▸ **Records from a data collection**:
-- start --
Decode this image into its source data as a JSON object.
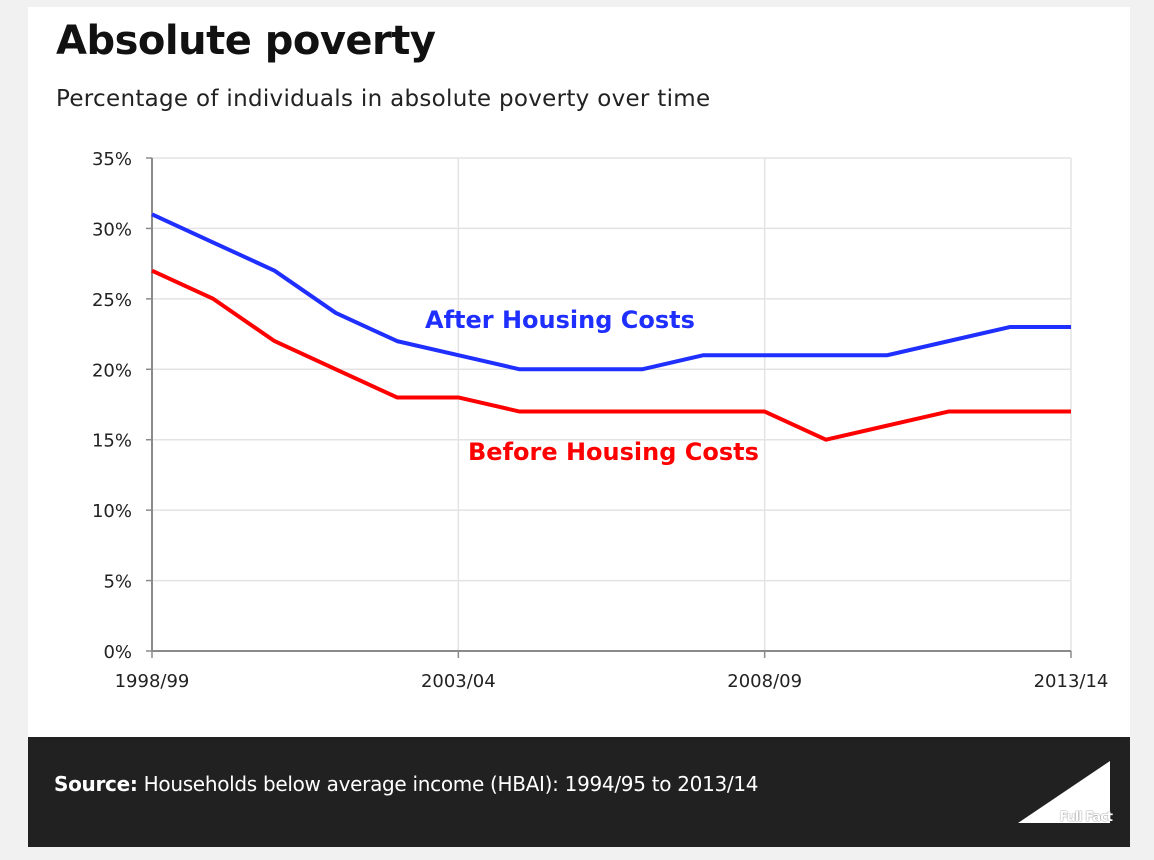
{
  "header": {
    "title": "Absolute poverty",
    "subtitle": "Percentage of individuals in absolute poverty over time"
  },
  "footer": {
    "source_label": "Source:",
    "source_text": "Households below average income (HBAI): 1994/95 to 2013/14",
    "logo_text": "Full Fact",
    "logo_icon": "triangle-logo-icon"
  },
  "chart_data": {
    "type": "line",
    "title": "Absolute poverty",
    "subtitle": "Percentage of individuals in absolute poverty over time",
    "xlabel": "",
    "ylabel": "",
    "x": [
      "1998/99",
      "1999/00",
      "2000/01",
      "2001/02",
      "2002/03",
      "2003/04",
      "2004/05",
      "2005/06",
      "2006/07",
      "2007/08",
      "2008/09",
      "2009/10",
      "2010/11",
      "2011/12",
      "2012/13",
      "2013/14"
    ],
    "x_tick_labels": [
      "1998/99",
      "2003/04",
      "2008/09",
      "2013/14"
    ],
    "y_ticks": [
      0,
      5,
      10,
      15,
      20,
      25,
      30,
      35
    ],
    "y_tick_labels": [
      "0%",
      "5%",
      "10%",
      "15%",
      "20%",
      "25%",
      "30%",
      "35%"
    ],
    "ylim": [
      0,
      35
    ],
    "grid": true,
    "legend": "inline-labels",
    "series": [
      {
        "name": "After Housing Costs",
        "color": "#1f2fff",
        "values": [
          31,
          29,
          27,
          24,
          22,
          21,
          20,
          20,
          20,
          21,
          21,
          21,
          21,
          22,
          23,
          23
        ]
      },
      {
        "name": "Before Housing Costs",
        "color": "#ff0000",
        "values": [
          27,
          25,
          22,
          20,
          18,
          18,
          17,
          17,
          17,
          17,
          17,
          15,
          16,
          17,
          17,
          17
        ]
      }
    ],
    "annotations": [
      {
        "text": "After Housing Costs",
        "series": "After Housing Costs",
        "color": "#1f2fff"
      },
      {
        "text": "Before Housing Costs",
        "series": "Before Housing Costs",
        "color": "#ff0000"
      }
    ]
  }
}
-- end --
▸ **EXERCISE TASK**: Determine how many lines of the entries above carry the string "series", and give that number alone.

▸ **TASK SOLUTION**: 3